DATA SUPPLIED:
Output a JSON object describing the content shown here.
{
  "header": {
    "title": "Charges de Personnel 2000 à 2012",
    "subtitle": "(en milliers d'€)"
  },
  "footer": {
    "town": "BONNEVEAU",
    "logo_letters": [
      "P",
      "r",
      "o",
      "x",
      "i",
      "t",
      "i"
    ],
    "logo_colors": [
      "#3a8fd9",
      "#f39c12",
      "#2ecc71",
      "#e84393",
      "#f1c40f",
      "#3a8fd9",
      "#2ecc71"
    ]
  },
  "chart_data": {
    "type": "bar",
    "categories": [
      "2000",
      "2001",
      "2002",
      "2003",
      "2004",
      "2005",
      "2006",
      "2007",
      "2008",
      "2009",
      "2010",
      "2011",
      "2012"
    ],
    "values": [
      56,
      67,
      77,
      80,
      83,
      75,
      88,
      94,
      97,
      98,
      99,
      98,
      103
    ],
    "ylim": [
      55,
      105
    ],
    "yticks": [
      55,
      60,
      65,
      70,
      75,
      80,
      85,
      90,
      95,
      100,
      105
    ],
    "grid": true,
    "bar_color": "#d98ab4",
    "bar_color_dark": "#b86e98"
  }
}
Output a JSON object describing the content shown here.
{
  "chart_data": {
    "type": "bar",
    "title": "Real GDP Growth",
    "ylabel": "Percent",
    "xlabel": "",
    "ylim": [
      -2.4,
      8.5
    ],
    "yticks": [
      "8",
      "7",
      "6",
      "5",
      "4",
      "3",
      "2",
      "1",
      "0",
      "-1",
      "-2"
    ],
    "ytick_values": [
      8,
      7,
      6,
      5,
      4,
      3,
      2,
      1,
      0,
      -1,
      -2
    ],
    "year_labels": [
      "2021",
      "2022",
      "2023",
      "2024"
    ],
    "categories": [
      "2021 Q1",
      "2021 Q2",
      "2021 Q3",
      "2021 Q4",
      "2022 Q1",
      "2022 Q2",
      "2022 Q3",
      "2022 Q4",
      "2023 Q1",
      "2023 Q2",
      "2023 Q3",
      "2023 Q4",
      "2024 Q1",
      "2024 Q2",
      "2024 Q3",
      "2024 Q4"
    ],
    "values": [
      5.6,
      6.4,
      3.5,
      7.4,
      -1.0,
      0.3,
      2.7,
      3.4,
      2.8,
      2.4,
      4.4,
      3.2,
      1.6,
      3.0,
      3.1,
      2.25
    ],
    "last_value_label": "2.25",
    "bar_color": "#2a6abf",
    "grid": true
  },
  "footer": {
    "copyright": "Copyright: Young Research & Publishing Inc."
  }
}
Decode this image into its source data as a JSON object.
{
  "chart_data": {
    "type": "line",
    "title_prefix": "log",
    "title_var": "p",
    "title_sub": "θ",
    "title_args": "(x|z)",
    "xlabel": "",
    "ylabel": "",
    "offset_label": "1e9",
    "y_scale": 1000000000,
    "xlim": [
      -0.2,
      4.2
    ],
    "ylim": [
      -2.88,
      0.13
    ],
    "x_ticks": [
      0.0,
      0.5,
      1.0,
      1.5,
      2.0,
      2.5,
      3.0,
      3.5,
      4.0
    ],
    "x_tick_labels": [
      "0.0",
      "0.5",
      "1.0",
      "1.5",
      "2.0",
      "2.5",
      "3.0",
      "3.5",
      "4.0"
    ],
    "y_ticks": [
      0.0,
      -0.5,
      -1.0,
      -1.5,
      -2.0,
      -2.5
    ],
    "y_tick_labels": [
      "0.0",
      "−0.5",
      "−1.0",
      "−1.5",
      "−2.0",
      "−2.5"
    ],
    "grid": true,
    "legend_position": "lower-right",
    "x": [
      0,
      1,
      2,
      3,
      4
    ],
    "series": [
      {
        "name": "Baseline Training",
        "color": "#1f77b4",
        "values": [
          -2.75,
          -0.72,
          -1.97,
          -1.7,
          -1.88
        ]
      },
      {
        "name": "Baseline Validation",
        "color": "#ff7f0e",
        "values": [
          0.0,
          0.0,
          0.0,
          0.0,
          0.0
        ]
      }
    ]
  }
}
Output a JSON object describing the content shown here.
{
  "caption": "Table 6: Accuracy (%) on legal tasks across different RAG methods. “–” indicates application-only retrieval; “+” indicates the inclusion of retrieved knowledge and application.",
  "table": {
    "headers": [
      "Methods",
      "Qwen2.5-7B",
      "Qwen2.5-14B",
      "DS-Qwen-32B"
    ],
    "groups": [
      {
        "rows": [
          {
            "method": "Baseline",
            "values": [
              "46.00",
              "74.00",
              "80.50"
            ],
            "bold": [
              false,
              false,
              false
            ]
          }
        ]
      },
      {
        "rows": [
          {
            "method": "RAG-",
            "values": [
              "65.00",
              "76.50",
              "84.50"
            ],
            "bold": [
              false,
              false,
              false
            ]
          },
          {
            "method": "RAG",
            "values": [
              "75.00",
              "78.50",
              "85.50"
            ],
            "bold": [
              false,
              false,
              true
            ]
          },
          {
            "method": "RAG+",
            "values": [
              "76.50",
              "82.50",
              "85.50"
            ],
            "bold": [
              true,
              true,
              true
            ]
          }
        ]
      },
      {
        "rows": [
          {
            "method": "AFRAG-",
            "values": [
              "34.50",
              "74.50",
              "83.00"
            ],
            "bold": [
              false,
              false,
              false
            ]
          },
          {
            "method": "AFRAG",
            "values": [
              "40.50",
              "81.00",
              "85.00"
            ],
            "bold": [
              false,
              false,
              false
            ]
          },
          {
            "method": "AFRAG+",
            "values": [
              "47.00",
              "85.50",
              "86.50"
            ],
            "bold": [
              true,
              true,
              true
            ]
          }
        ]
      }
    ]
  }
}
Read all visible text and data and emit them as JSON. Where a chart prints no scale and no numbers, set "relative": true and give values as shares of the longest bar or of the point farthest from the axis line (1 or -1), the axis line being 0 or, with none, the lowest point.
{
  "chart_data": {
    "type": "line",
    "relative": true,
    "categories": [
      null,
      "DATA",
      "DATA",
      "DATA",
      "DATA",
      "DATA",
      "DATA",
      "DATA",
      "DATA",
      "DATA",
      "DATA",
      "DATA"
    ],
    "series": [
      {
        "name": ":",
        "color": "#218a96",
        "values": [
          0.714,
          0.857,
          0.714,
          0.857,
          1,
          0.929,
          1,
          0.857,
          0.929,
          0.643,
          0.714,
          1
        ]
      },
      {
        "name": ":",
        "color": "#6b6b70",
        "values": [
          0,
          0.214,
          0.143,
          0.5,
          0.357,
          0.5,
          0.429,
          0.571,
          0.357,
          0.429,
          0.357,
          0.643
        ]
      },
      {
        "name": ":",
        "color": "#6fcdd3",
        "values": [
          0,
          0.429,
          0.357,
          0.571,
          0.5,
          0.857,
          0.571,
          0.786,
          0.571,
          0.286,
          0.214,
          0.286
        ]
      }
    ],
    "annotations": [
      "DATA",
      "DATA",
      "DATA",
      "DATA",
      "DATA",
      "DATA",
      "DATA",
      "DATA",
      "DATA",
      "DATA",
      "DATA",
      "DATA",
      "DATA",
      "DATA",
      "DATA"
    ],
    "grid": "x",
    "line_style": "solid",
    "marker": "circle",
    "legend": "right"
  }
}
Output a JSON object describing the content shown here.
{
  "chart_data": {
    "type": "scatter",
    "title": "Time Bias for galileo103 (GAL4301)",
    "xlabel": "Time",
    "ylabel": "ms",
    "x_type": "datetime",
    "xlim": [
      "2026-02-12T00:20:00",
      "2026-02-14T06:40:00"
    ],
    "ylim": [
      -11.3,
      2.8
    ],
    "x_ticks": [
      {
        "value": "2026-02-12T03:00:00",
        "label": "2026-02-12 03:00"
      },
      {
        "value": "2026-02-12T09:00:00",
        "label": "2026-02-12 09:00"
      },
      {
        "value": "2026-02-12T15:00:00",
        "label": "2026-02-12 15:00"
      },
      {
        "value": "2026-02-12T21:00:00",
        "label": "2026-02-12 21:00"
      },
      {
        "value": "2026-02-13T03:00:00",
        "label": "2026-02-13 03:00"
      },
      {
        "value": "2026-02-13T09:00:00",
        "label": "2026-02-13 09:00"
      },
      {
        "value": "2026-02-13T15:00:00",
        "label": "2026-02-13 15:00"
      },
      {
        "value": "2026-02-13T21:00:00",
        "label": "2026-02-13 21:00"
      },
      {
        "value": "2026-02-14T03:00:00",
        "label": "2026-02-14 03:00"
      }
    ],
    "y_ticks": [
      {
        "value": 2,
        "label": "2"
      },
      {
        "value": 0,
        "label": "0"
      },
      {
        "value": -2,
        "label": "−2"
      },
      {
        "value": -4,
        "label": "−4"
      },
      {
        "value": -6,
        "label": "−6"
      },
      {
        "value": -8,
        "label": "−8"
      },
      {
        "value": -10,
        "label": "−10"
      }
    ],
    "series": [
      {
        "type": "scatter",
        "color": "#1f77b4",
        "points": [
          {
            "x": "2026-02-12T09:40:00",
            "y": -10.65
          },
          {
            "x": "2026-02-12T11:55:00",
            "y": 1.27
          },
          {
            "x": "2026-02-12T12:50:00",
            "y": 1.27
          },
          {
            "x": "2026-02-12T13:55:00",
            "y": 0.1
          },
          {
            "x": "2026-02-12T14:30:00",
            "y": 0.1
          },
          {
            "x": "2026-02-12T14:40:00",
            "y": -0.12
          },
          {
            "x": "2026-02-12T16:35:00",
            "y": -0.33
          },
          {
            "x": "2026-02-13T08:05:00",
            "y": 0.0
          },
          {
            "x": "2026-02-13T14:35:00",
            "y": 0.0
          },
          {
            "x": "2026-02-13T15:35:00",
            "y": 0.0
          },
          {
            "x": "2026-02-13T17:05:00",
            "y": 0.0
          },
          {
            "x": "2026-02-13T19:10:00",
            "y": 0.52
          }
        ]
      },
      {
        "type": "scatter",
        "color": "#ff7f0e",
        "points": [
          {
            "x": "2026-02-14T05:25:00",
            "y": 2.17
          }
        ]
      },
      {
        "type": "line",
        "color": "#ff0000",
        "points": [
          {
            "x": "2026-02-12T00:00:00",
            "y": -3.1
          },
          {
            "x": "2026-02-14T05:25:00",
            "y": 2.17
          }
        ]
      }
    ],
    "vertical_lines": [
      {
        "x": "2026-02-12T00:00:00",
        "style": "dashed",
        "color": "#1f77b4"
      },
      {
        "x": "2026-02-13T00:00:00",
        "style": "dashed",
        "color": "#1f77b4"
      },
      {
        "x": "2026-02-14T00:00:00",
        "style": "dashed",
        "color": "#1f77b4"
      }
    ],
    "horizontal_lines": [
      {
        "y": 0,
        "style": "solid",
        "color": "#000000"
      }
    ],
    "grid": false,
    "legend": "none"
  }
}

AIM: Of the lines in this listing, how many contain "none"? Reply with the number and nothing more.

OUTPUT: 2